## Start Provided material
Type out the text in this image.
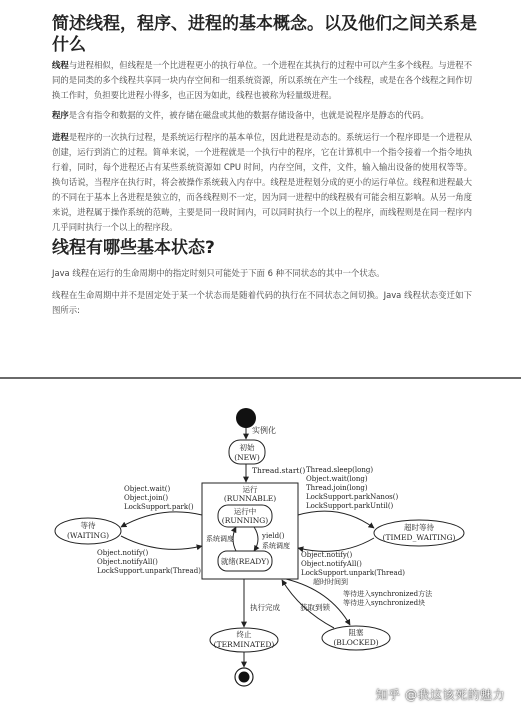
简述线程，程序、进程的基本概念。以及他们之间关系是什么
线程与进程相似，但线程是一个比进程更小的执行单位。一个进程在其执行的过程中可以产生多个线程。与进程不同的是同类的多个线程共享同一块内存空间和一组系统资源，所以系统在产生一个线程，或是在各个线程之间作切换工作时，负担要比进程小得多，也正因为如此，线程也被称为轻量级进程。
程序是含有指令和数据的文件，被存储在磁盘或其他的数据存储设备中，也就是说程序是静态的代码。
进程是程序的一次执行过程，是系统运行程序的基本单位，因此进程是动态的。系统运行一个程序即是一个进程从创建，运行到消亡的过程。简单来说，一个进程就是一个执行中的程序，它在计算机中一个指令接着一个指令地执行着，同时，每个进程还占有某些系统资源如 CPU 时间，内存空间，文件，文件，输入输出设备的使用权等等。换句话说，当程序在执行时，将会被操作系统载入内存中。线程是进程划分成的更小的运行单位。线程和进程最大的不同在于基本上各进程是独立的，而各线程则不一定，因为同一进程中的线程极有可能会相互影响。从另一角度来说，进程属于操作系统的范畴，主要是同一段时间内，可以同时执行一个以上的程序，而线程则是在同一程序内几乎同时执行一个以上的程序段。
线程有哪些基本状态?
Java 线程在运行的生命周期中的指定时刻只可能处于下面 6 种不同状态的其中一个状态。
线程在生命周期中并不是固定处于某一个状态而是随着代码的执行在不同状态之间切换。Java 线程状态变迁如下图所示:
实例化
初始
(NEW)
Thread.start()
运行
(RUNNABLE)
运行中
(RUNNING)
就绪(READY)
系统调度	yield()
系统调度
等待
(WAITING)
Object.wait()
Object.join()
LockSupport.park()
Object.notify()
Object.notifyAll()
LockSupport.unpark(Thread)
超时等待
(TIMED_WAITING)
Thread.sleep(long)
Object.wait(long)
Thread.join(long)
LockSupport.parkNanos()
LockSupport.parkUntil()
Object.notify()
Object.notifyAll()
LockSupport.unpark(Thread)
超时时间到
终止
(TERMINATED)
执行完成
阻塞
(BLOCKED)
等待进入synchronized方法
等待进入synchronized块
获取到锁
知乎 @我这该死的魅力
## End Provided material
> [Aim]: What is the number of lines in the data that hold the string "Java"? Answer with the number only.

> [Solution to the exercise]: 2